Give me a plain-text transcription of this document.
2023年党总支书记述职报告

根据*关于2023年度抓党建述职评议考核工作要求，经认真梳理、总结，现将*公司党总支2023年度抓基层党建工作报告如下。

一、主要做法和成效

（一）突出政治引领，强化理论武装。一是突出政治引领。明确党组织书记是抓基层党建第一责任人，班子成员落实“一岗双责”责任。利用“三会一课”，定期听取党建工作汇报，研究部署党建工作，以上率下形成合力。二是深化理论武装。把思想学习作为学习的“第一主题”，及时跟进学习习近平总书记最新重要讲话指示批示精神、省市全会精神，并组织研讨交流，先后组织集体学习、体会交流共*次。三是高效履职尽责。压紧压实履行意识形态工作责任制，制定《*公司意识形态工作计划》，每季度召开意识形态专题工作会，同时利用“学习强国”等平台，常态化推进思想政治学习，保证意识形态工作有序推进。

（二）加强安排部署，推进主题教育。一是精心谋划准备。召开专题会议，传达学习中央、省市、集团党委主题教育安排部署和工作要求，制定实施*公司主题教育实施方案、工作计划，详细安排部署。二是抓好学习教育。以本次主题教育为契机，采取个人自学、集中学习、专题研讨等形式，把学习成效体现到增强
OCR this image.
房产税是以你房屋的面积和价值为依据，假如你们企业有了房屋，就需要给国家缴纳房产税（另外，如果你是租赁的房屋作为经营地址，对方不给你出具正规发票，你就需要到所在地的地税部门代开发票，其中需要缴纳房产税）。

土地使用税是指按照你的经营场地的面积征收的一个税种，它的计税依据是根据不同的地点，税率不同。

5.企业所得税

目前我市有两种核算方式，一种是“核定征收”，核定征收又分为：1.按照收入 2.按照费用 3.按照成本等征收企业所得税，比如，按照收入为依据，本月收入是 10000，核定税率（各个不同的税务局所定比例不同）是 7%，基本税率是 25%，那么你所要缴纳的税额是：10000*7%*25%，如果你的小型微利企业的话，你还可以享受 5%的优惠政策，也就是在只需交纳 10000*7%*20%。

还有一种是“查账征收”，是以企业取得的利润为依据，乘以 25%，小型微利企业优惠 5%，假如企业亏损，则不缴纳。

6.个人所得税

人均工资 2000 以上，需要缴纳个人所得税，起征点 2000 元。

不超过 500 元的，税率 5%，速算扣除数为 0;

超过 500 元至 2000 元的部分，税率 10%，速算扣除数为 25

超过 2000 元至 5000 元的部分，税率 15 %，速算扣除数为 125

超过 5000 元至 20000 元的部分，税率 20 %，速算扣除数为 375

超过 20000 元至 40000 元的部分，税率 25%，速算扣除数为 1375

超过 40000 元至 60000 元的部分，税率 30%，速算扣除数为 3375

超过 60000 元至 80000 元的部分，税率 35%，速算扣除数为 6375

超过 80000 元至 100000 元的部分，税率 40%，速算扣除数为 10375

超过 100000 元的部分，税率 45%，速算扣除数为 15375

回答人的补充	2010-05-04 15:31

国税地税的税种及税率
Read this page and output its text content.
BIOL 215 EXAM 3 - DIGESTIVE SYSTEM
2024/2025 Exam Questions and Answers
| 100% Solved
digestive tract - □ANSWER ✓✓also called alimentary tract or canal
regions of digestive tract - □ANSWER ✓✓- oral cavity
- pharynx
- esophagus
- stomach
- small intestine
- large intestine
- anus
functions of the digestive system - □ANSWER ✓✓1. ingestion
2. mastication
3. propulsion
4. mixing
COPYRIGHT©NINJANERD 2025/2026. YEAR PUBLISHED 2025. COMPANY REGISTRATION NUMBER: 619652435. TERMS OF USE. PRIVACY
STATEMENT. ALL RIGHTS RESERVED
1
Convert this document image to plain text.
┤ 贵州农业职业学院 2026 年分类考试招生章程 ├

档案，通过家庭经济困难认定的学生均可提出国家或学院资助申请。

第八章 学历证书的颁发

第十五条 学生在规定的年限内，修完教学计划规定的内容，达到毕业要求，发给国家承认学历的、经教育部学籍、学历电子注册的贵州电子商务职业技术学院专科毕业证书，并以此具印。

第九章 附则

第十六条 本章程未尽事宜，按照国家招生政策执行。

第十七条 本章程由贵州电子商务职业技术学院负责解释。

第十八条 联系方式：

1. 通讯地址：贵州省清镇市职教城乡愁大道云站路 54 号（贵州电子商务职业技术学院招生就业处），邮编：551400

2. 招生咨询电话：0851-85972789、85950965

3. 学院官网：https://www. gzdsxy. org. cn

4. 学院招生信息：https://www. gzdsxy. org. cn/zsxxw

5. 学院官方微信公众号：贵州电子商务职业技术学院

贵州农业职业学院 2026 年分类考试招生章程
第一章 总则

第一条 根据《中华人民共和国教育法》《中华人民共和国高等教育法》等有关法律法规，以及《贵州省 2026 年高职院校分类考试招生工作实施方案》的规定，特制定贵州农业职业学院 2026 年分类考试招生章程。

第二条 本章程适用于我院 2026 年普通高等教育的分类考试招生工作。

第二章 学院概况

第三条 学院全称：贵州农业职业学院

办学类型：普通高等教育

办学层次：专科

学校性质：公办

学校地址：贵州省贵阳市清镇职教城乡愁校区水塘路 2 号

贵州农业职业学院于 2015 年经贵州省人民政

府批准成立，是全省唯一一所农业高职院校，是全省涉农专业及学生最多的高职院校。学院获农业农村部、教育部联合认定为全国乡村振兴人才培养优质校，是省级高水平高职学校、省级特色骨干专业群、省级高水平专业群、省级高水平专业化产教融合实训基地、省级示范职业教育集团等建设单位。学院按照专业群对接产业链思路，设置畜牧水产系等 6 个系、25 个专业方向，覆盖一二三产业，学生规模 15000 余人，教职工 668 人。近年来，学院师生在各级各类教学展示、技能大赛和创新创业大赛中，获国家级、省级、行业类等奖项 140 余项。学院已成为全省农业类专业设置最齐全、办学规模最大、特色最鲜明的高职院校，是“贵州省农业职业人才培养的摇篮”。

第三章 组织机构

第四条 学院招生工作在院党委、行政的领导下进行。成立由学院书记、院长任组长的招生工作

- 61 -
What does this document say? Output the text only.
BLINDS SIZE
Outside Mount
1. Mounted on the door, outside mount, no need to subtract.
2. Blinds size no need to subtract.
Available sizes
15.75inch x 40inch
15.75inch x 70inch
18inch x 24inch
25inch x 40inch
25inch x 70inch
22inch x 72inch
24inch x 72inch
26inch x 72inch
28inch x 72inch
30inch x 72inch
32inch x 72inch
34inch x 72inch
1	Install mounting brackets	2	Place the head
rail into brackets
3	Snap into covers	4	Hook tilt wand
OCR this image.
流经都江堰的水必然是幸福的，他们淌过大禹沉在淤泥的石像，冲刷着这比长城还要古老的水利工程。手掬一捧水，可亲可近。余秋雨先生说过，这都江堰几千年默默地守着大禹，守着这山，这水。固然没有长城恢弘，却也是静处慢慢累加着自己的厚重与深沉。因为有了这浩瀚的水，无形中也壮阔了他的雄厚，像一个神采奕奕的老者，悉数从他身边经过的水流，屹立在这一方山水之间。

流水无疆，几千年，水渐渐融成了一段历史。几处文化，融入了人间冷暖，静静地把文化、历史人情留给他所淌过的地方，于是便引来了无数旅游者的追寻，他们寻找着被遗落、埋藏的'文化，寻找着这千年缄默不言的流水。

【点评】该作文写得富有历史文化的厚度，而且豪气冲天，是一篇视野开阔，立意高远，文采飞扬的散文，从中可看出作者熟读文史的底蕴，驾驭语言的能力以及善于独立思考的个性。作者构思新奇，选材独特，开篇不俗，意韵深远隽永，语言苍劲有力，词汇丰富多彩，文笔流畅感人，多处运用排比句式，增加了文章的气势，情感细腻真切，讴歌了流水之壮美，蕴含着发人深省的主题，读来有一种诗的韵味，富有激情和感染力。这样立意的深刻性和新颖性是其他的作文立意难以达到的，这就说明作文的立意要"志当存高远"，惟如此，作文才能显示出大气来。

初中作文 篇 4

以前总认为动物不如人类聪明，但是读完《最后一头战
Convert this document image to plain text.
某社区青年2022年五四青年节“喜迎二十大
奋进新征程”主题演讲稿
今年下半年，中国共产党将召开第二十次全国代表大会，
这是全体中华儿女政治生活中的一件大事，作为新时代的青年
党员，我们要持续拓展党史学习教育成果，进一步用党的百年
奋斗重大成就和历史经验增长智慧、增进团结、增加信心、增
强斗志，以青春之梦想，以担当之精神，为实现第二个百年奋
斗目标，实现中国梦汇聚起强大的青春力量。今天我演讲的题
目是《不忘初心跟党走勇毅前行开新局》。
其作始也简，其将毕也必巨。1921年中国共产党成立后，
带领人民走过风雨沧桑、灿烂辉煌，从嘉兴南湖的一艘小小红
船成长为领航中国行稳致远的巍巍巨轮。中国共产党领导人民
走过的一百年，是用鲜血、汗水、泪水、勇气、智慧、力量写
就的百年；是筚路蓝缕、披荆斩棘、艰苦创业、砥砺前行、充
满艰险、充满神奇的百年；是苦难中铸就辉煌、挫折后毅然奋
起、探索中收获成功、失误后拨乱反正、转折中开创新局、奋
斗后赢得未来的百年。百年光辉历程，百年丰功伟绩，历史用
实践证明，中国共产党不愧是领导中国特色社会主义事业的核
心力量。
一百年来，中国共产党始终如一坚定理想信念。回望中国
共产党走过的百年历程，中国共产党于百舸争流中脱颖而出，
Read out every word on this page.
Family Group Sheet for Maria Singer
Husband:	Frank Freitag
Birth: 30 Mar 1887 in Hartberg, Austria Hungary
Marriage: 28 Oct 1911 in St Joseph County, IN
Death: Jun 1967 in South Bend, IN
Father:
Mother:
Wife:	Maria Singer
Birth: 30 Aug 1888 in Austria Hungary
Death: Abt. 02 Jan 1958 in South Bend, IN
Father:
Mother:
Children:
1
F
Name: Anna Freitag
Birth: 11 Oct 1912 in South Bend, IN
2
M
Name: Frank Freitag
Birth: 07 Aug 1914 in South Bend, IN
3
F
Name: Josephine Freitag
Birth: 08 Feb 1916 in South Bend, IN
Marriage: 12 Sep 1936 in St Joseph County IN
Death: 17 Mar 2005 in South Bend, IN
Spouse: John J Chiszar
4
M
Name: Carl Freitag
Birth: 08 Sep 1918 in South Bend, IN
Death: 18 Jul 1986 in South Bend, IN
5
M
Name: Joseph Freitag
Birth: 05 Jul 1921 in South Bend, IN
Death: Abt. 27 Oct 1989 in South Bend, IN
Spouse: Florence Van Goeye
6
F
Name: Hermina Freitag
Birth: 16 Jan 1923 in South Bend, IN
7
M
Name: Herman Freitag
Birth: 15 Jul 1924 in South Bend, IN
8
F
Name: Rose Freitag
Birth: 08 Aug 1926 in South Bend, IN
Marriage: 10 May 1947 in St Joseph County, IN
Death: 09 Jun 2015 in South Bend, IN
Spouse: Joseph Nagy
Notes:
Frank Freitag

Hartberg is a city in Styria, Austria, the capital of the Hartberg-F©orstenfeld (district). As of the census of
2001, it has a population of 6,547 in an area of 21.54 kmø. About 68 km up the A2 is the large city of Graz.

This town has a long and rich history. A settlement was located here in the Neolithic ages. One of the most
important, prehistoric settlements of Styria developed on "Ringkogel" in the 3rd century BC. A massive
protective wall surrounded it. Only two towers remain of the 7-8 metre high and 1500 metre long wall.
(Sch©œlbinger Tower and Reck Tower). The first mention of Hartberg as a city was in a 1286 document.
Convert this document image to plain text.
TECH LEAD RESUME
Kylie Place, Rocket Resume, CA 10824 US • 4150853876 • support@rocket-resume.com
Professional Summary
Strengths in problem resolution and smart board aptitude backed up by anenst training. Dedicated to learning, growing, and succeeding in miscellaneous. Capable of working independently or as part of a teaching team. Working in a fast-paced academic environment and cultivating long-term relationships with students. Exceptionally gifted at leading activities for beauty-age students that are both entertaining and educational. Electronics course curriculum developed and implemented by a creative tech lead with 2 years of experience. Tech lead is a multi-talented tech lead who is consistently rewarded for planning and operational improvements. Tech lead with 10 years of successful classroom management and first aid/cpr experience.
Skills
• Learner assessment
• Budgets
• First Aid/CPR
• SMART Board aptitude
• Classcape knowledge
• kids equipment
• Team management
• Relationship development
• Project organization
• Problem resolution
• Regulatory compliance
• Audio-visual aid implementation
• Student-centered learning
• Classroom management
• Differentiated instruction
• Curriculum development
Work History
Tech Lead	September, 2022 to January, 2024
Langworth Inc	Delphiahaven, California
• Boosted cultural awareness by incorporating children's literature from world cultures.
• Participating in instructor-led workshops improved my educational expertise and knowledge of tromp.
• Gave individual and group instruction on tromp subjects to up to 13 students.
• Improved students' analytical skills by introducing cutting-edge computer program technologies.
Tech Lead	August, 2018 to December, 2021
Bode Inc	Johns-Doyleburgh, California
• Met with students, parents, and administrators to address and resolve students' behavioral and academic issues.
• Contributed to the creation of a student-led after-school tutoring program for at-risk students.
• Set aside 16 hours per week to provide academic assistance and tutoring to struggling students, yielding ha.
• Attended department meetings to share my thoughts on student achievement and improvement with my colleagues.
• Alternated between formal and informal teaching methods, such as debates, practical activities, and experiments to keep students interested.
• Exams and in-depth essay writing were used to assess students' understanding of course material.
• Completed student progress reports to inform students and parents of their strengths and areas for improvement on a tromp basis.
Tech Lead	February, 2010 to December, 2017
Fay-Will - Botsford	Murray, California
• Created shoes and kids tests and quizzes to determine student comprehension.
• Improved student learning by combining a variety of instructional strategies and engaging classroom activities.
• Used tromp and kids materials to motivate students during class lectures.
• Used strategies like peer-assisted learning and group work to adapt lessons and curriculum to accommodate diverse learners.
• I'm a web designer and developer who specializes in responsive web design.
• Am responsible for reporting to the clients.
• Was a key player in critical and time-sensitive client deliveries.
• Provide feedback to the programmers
◇ ◇ ◇ ◇ ◇ ◇ ◇
Pull out each line containing the word "California" and copy it.

== Written response ==
Langworth Inc	Delphiahaven, California
Bode Inc	Johns-Doyleburgh, California
Fay-Will - Botsford	Murray, California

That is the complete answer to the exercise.